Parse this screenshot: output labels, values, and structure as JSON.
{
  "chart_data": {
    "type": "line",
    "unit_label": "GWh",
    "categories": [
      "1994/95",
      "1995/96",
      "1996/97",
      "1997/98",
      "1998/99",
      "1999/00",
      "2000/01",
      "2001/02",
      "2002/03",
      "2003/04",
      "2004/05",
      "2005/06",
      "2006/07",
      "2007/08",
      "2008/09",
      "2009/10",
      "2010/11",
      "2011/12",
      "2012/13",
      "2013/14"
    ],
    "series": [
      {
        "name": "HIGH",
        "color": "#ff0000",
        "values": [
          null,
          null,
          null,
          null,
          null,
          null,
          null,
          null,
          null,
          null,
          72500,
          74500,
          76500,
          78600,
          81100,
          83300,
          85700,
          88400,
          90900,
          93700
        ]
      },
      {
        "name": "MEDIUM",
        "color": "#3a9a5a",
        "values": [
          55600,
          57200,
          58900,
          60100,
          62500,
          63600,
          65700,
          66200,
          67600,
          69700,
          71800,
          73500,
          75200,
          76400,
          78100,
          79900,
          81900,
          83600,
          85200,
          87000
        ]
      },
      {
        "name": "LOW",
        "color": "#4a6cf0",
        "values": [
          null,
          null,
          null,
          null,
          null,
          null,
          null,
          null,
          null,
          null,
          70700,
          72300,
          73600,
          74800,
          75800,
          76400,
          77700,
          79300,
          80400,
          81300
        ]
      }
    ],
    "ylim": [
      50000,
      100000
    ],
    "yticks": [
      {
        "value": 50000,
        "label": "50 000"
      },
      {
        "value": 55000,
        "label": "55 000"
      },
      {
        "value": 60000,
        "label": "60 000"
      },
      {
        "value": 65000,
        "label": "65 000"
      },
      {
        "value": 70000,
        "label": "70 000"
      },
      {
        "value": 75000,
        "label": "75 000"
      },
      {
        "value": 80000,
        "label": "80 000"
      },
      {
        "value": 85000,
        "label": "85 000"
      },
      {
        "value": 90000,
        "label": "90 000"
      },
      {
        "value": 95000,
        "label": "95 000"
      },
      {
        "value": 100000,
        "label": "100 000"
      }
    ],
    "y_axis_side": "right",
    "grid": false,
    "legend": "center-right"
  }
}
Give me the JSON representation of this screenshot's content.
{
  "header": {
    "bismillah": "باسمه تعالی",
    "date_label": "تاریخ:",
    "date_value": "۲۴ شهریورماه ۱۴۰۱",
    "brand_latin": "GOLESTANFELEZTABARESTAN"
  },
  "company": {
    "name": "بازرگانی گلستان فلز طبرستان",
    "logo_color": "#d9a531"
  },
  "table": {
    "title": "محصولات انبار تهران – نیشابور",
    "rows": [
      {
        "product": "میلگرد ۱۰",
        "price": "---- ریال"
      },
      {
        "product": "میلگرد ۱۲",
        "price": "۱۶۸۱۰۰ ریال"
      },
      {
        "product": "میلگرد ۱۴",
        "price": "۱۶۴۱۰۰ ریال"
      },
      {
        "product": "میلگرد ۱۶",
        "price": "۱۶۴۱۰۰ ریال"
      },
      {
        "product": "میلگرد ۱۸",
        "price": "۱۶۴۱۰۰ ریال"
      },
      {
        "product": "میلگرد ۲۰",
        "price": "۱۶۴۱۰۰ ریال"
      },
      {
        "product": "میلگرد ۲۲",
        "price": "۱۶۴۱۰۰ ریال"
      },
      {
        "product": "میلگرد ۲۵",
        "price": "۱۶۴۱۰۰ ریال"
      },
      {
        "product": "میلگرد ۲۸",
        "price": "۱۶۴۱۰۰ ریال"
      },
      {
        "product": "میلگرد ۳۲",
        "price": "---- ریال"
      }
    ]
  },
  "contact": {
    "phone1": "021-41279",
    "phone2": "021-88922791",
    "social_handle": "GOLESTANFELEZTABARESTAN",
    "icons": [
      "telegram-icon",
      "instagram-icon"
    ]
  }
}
------------------------------------------------------------------------
=== Set problem ===
Write down all the entries again without a single difference.

=== Exercise solution ===
Parse this screenshot: output labels, values, and structure as JSON.
{
  "chart_data": {
    "type": "line",
    "unit_label": "GWh",
    "categories": [
      "1994/95",
      "1995/96",
      "1996/97",
      "1997/98",
      "1998/99",
      "1999/00",
      "2000/01",
      "2001/02",
      "2002/03",
      "2003/04",
      "2004/05",
      "2005/06",
      "2006/07",
      "2007/08",
      "2008/09",
      "2009/10",
      "2010/11",
      "2011/12",
      "2012/13",
      "2013/14"
    ],
    "series": [
      {
        "name": "HIGH",
        "color": "#ff0000",
        "values": [
          null,
          null,
          null,
          null,
          null,
          null,
          null,
          null,
          null,
          null,
          72500,
          74500,
          76500,
          78600,
          81100,
          83300,
          85700,
          88400,
          90900,
          93700
        ]
      },
      {
        "name": "MEDIUM",
        "color": "#3a9a5a",
        "values": [
          55600,
          57200,
          58900,
          60100,
          62500,
          63600,
          65700,
          66200,
          67600,
          69700,
          71800,
          73500,
          75200,
          76400,
          78100,
          79900,
          81900,
          83600,
          85200,
          87000
        ]
      },
      {
        "name": "LOW",
        "color": "#4a6cf0",
        "values": [
          null,
          null,
          null,
          null,
          null,
          null,
          null,
          null,
          null,
          null,
          70700,
          72300,
          73600,
          74800,
          75800,
          76400,
          77700,
          79300,
          80400,
          81300
        ]
      }
    ],
    "ylim": [
      50000,
      100000
    ],
    "yticks": [
      {
        "value": 50000,
        "label": "50 000"
      },
      {
        "value": 55000,
        "label": "55 000"
      },
      {
        "value": 60000,
        "label": "60 000"
      },
      {
        "value": 65000,
        "label": "65 000"
      },
      {
        "value": 70000,
        "label": "70 000"
      },
      {
        "value": 75000,
        "label": "75 000"
      },
      {
        "value": 80000,
        "label": "80 000"
      },
      {
        "value": 85000,
        "label": "85 000"
      },
      {
        "value": 90000,
        "label": "90 000"
      },
      {
        "value": 95000,
        "label": "95 000"
      },
      {
        "value": 100000,
        "label": "100 000"
      }
    ],
    "y_axis_side": "right",
    "grid": false,
    "legend": "center-right"
  }
}
Give me the JSON representation of this screenshot's content.
{
  "header": {
    "bismillah": "باسمه تعالی",
    "date_label": "تاریخ:",
    "date_value": "۲۴ شهریورماه ۱۴۰۱",
    "brand_latin": "GOLESTANFELEZTABARESTAN"
  },
  "company": {
    "name": "بازرگانی گلستان فلز طبرستان",
    "logo_color": "#d9a531"
  },
  "table": {
    "title": "محصولات انبار تهران – نیشابور",
    "rows": [
      {
        "product": "میلگرد ۱۰",
        "price": "---- ریال"
      },
      {
        "product": "میلگرد ۱۲",
        "price": "۱۶۸۱۰۰ ریال"
      },
      {
        "product": "میلگرد ۱۴",
        "price": "۱۶۴۱۰۰ ریال"
      },
      {
        "product": "میلگرد ۱۶",
        "price": "۱۶۴۱۰۰ ریال"
      },
      {
        "product": "میلگرد ۱۸",
        "price": "۱۶۴۱۰۰ ریال"
      },
      {
        "product": "میلگرد ۲۰",
        "price": "۱۶۴۱۰۰ ریال"
      },
      {
        "product": "میلگرد ۲۲",
        "price": "۱۶۴۱۰۰ ریال"
      },
      {
        "product": "میلگرد ۲۵",
        "price": "۱۶۴۱۰۰ ریال"
      },
      {
        "product": "میلگرد ۲۸",
        "price": "۱۶۴۱۰۰ ریال"
      },
      {
        "product": "میلگرد ۳۲",
        "price": "---- ریال"
      }
    ]
  },
  "contact": {
    "phone1": "021-41279",
    "phone2": "021-88922791",
    "social_handle": "GOLESTANFELEZTABARESTAN",
    "icons": [
      "telegram-icon",
      "instagram-icon"
    ]
  }
}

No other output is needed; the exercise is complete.